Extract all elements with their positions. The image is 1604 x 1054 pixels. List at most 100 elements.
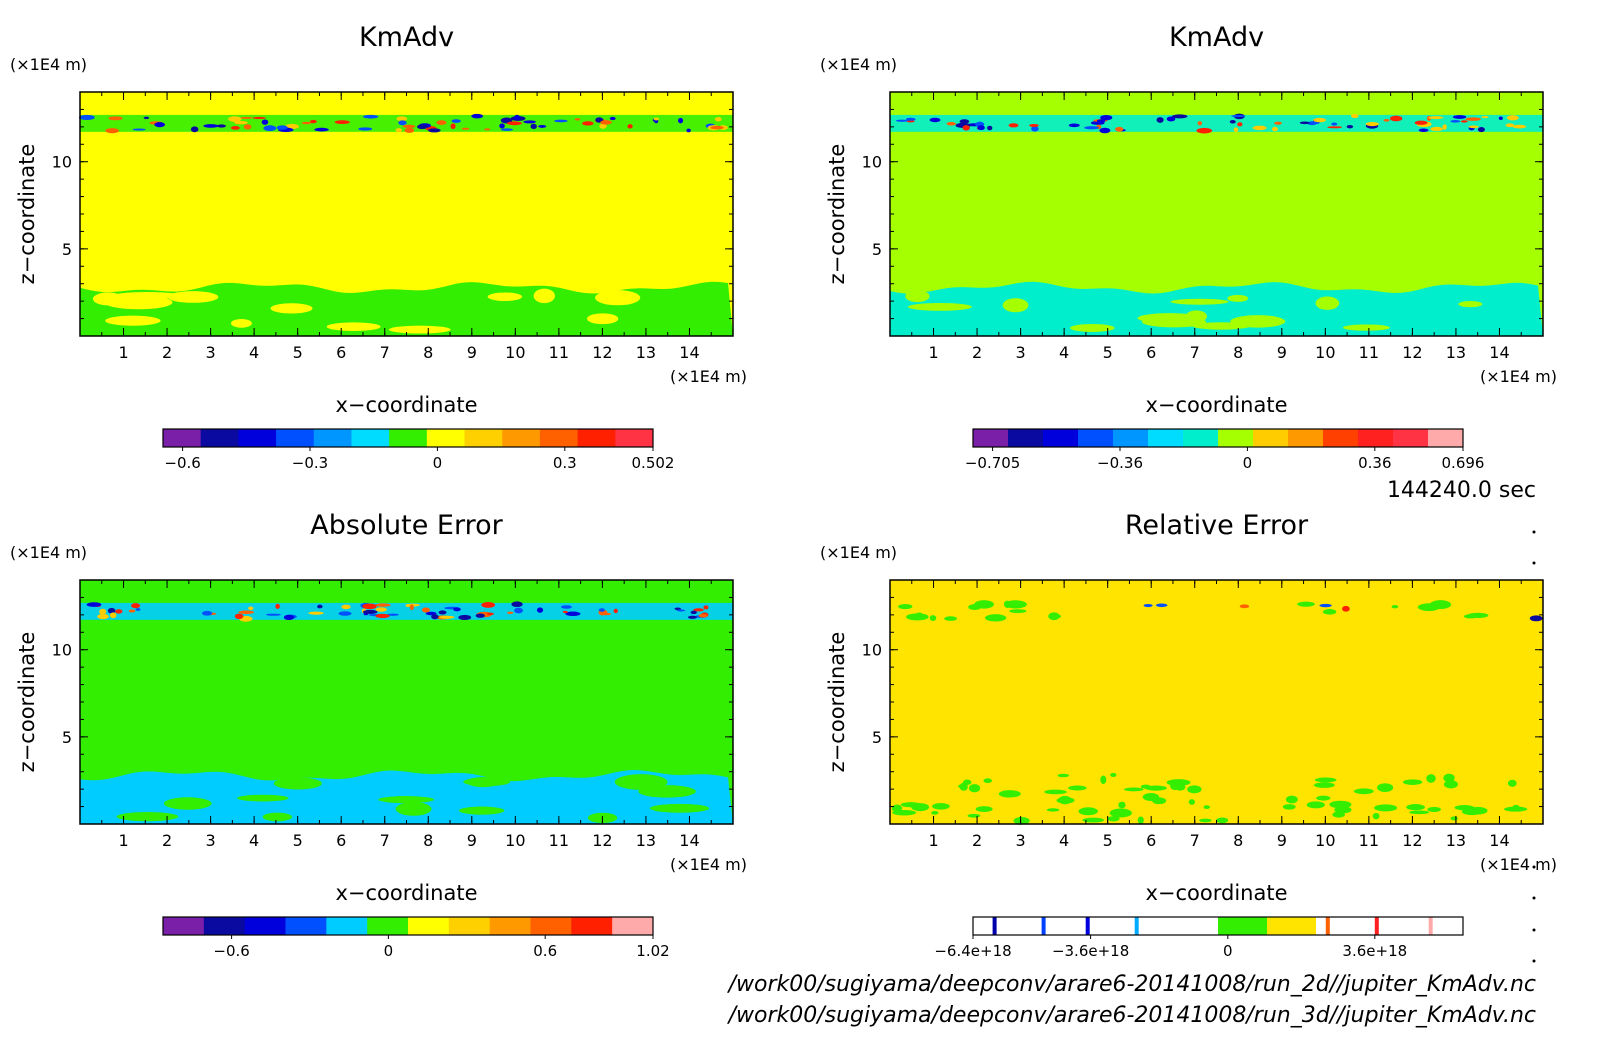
- band-upper: [898, 600, 1543, 622]
- colorbar-swatch: [1183, 429, 1219, 447]
- x-tick-label: 5: [1103, 831, 1113, 850]
- band-lower: [891, 772, 1528, 825]
- colorbar-marker: [1134, 917, 1139, 935]
- x-tick-label: 1: [118, 343, 128, 362]
- x-axis-label: x−coordinate: [335, 393, 477, 417]
- chart-panel-4: Relative Error (×1E4 m) (×1E4 m) x−coordina…: [820, 510, 1557, 960]
- colorbar-tick-label: −6.4e+18: [934, 942, 1011, 960]
- y-tick-label: 5: [62, 728, 72, 747]
- x-tick-label: 4: [1059, 343, 1069, 362]
- colorbar: −6.4e+18 −3.6e+18 0 3.6e+18: [934, 916, 1464, 960]
- x-tick-label: 1: [118, 831, 128, 850]
- colorbar-swatch: [1008, 429, 1044, 447]
- x-tick-label: 9: [1277, 343, 1287, 362]
- colorbar-swatch: [351, 429, 390, 447]
- margin-dots: [1532, 530, 1536, 963]
- x-tick-label: 8: [423, 343, 433, 362]
- colorbar-swatch: [1358, 429, 1394, 447]
- x-tick-label: 6: [336, 831, 346, 850]
- colorbar-tick-label: 0: [433, 454, 443, 472]
- colorbar-tick-label: 0.502: [632, 454, 675, 472]
- x-tick-label: 2: [162, 343, 172, 362]
- x-tick-label: 9: [467, 343, 477, 362]
- chart-title: Relative Error: [1125, 510, 1309, 541]
- x-tick-label: 1: [928, 343, 938, 362]
- band-lower: [80, 770, 733, 824]
- colorbar-swatch: [367, 917, 409, 935]
- chart-title: KmAdv: [359, 22, 454, 53]
- x-tick-label: 2: [972, 343, 982, 362]
- colorbar-swatch: [1043, 429, 1079, 447]
- x-axis-label: x−coordinate: [335, 881, 477, 905]
- x-tick-label: 10: [505, 343, 525, 362]
- x-unit-label: (×1E4 m): [1480, 367, 1557, 386]
- x-tick-label: 3: [1016, 343, 1026, 362]
- colorbar-tick-label: 0: [1223, 942, 1233, 960]
- colorbar-swatch: [1288, 429, 1324, 447]
- x-tick-label: 5: [1103, 343, 1113, 362]
- x-tick-label: 1: [928, 831, 938, 850]
- x-tick-label: 9: [1277, 831, 1287, 850]
- colorbar-tick-label: −0.705: [965, 454, 1021, 472]
- x-tick-label: 13: [636, 343, 656, 362]
- colorbar-swatch: [612, 917, 654, 935]
- colorbar-tick-label: 0.696: [1442, 454, 1485, 472]
- x-tick-label: 12: [592, 831, 612, 850]
- colorbar-swatch: [539, 429, 579, 447]
- y-tick-label: 10: [862, 153, 882, 172]
- colorbar-swatch: [1414, 917, 1464, 935]
- x-axis-label: x−coordinate: [1145, 393, 1287, 417]
- band-upper: [890, 113, 1543, 134]
- chart-title: Absolute Error: [310, 510, 503, 541]
- y-tick-label: 5: [62, 240, 72, 259]
- colorbar-swatch: [1113, 429, 1149, 447]
- band-upper: [78, 113, 733, 134]
- y-axis-label: z−coordinate: [15, 632, 39, 773]
- x-unit-label: (×1E4 m): [670, 855, 747, 874]
- x-tick-label: 11: [549, 343, 569, 362]
- y-axis-label: z−coordinate: [825, 632, 849, 773]
- y-unit-label: (×1E4 m): [820, 543, 897, 562]
- x-tick-label: 10: [1315, 343, 1335, 362]
- colorbar-swatch: [464, 429, 503, 447]
- colorbar-swatch: [163, 917, 205, 935]
- colorbar-swatch: [1323, 429, 1359, 447]
- colorbar-swatch: [1120, 917, 1170, 935]
- x-tick-label: 3: [206, 831, 216, 850]
- colorbar-swatch: [615, 429, 654, 447]
- file-path-3d: /work00/sugiyama/deepconv/arare6-2014100…: [727, 1003, 1536, 1028]
- band-lower: [80, 281, 733, 336]
- colorbar-swatch: [1218, 917, 1268, 935]
- colorbar-swatch: [200, 429, 239, 447]
- colorbar-swatch: [502, 429, 541, 447]
- colorbar-swatch: [1267, 917, 1317, 935]
- x-tick-label: 4: [249, 831, 259, 850]
- colorbar-tick-label: 0.36: [1358, 454, 1391, 472]
- colorbar-swatch: [276, 429, 315, 447]
- colorbar-tick-label: 1.02: [636, 942, 669, 960]
- colorbar-swatch: [1253, 429, 1289, 447]
- colorbar: −0.6 0 0.6 1.02: [162, 916, 670, 960]
- x-tick-label: 5: [293, 343, 303, 362]
- colorbar-swatch: [1393, 429, 1429, 447]
- colorbar-swatch: [326, 917, 368, 935]
- colorbar-swatch: [1365, 917, 1415, 935]
- colorbar-swatch: [973, 917, 1023, 935]
- colorbar: −0.705 −0.36 0 0.36 0.696: [965, 428, 1485, 472]
- colorbar-tick-label: 0.3: [553, 454, 577, 472]
- x-tick-label: 5: [293, 831, 303, 850]
- chart-panel-2: KmAdv (×1E4 m) (×1E4 m) x−coordinate z−coord…: [820, 22, 1557, 472]
- y-tick-label: 10: [52, 153, 72, 172]
- x-tick-label: 10: [1315, 831, 1335, 850]
- x-tick-label: 14: [679, 343, 699, 362]
- y-unit-label: (×1E4 m): [820, 55, 897, 74]
- colorbar-swatch: [389, 429, 428, 447]
- x-tick-label: 4: [249, 343, 259, 362]
- colorbar-swatch: [1316, 917, 1366, 935]
- x-tick-label: 6: [1146, 343, 1156, 362]
- colorbar-swatch: [1148, 429, 1184, 447]
- x-tick-label: 7: [1190, 343, 1200, 362]
- colorbar-tick-label: 0: [1243, 454, 1253, 472]
- x-tick-label: 13: [1446, 343, 1466, 362]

....................

▶ What is expected:
Put each line of the rows above into a JSON list of strings, one string per line, with blank lines omitted. Leave the pictures out of the list.

▶ Correct answer:
[
  "Extract all elements with their positions. The image is 1604 x 1054 pixels. List at most 100 elements.",
  "- band-upper: [898, 600, 1543, 622]",
  "- colorbar-swatch: [1183, 429, 1219, 447]",
  "- x-tick-label: 5: [1103, 831, 1113, 850]",
  "- band-lower: [891, 772, 1528, 825]",
  "- colorbar-marker: [1134, 917, 1139, 935]",
  "- x-tick-label: 1: [118, 343, 128, 362]",
  "- x-axis-label: x−coordinate: [335, 393, 477, 417]",
  "- chart-panel-4: Relative Error (×1E4 m) (×1E4 m) x−coordina…: [820, 510, 1557, 960]",
  "- colorbar-tick-label: −6.4e+18: [934, 942, 1011, 960]",
  "- y-tick-label: 5: [62, 728, 72, 747]",
  "- x-tick-label: 4: [1059, 343, 1069, 362]",
  "- colorbar: −6.4e+18 −3.6e+18 0 3.6e+18: [934, 916, 1464, 960]",
  "- x-tick-label: 1: [118, 831, 128, 850]",
  "- colorbar-swatch: [1008, 429, 1044, 447]",
  "- x-tick-label: 9: [1277, 343, 1287, 362]",
  "- colorbar-swatch: [351, 429, 390, 447]",
  "- margin-dots: [1532, 530, 1536, 963]",
  "- x-tick-label: 8: [423, 343, 433, 362]",
  "- colorbar-swatch: [1358, 429, 1394, 447]",
  "- x-tick-label: 6: [336, 831, 346, 850]",
  "- colorbar-tick-label: 0: [433, 454, 443, 472]",
  "- colorbar-tick-label: 0.502: [632, 454, 675, 472]",
  "- x-tick-label: 2: [162, 343, 172, 362]",
  "- x-tick-label: 9: [467, 343, 477, 362]",
  "- chart-title: Relative Error: [1125, 510, 1309, 541]",
  "- x-tick-label: 1: [928, 343, 938, 362]",
  "- band-lower: [80, 770, 733, 824]",
  "- colorbar-swatch: [367, 917, 409, 935]",
  "- chart-title: KmAdv: [359, 22, 454, 53]",
  "- x-tick-label: 2: [972, 343, 982, 362]",
  "- colorbar-swatch: [1043, 429, 1079, 447]",
  "- x-axis-label: x−coordinate: [335, 881, 477, 905]",
  "- x-tick-label: 10: [505, 343, 525, 362]",
  "- x-unit-label: (×1E4 m): [1480, 367, 1557, 386]",
  "- x-tick-label: 3: [1016, 343, 1026, 362]",
  "- colorbar-tick-label: 0: [1223, 942, 1233, 960]",
  "- colorbar-swatch: [1288, 429, 1324, 447]",
  "- x-tick-label: 5: [1103, 343, 1113, 362]",
  "- x-tick-label: 1: [928, 831, 938, 850]",
  "- x-tick-label: 9: [1277, 831, 1287, 850]",
  "- colorbar-tick-label: −0.705: [965, 454, 1021, 472]",
  "- x-tick-label: 13: [636, 343, 656, 362]",
  "- colorbar-swatch: [612, 917, 654, 935]",
  "- colorbar-tick-label: 0.696: [1442, 454, 1485, 472]",
  "- x-tick-label: 12: [592, 831, 612, 850]",
  "- colorbar-swatch: [539, 429, 579, 447]",
  "- y-tick-label: 10: [862, 153, 882, 172]",
  "- colorbar-swatch: [1414, 917, 1464, 935]",
  "- x-axis-label: x−coordinate: [1145, 393, 1287, 417]",
  "- band-upper: [890, 113, 1543, 134]",
  "- chart-title: Absolute Error: [310, 510, 503, 541]",
  "- y-tick-label: 5: [62, 240, 72, 259]",
  "- colorbar-swatch: [1113, 429, 1149, 447]",
  "- band-upper: [78, 113, 733, 134]",
  "- y-axis-label: z−coordinate: [15, 632, 39, 773]",
  "- x-unit-label: (×1E4 m): [670, 855, 747, 874]",
  "- x-tick-label: 11: [549, 343, 569, 362]",
  "- y-axis-label: z−coordinate: [825, 632, 849, 773]",
  "- y-unit-label: (×1E4 m): [820, 543, 897, 562]",
  "- x-tick-label: 10: [1315, 343, 1335, 362]",
  "- colorbar-swatch: [464, 429, 503, 447]",
  "- colorbar-swatch: [163, 917, 205, 935]",
  "- colorbar-swatch: [1323, 429, 1359, 447]",
  "- colorbar-swatch: [1120, 917, 1170, 935]",
  "- x-tick-label: 3: [206, 831, 216, 850]",
  "- colorbar-swatch: [615, 429, 654, 447]",
  "- file-path-3d: /work00/sugiyama/deepconv/arare6-2014100…: [727, 1003, 1536, 1028]",
  "- band-lower: [80, 281, 733, 336]",
  "- colorbar-swatch: [1218, 917, 1268, 935]",
  "- colorbar-swatch: [200, 429, 239, 447]",
  "- colorbar-swatch: [502, 429, 541, 447]",
  "- colorbar-swatch: [1267, 917, 1317, 935]",
  "- x-tick-label: 4: [249, 831, 259, 850]",
  "- colorbar-tick-label: 0.36: [1358, 454, 1391, 472]",
  "- colorbar-swatch: [276, 429, 315, 447]",
  "- colorbar-tick-label: 1.02: [636, 942, 669, 960]",
  "- colorbar-swatch: [1253, 429, 1289, 447]",
  "- colorbar: −0.6 0 0.6 1.02: [162, 916, 670, 960]",
  "- x-tick-label: 5: [293, 343, 303, 362]",
  "- colorbar-swatch: [1393, 429, 1429, 447]",
  "- colorbar-swatch: [326, 917, 368, 935]",
  "- colorbar-swatch: [1365, 917, 1415, 935]",
  "- colorbar-swatch: [973, 917, 1023, 935]",
  "- colorbar: −0.705 −0.36 0 0.36 0.696: [965, 428, 1485, 472]",
  "- colorbar-tick-label: 0.3: [553, 454, 577, 472]",
  "- x-tick-label: 5: [293, 831, 303, 850]",
  "- chart-panel-2: KmAdv (×1E4 m) (×1E4 m) x−coordinate z−coord…: [820, 22, 1557, 472]",
  "- y-tick-label: 10: [52, 153, 72, 172]",
  "- x-tick-label: 10: [1315, 831, 1335, 850]",
  "- x-tick-label: 14: [679, 343, 699, 362]",
  "- y-unit-label: (×1E4 m): [820, 55, 897, 74]",
  "- colorbar-swatch: [389, 429, 428, 447]",
  "- x-tick-label: 4: [249, 343, 259, 362]",
  "- colorbar-swatch: [1316, 917, 1366, 935]",
  "- x-tick-label: 6: [1146, 343, 1156, 362]",
  "- colorbar-swatch: [1148, 429, 1184, 447]",
  "- x-tick-label: 7: [1190, 343, 1200, 362]",
  "- colorbar-tick-label: 0: [1243, 454, 1253, 472]",
  "- x-tick-label: 13: [1446, 343, 1466, 362]"
]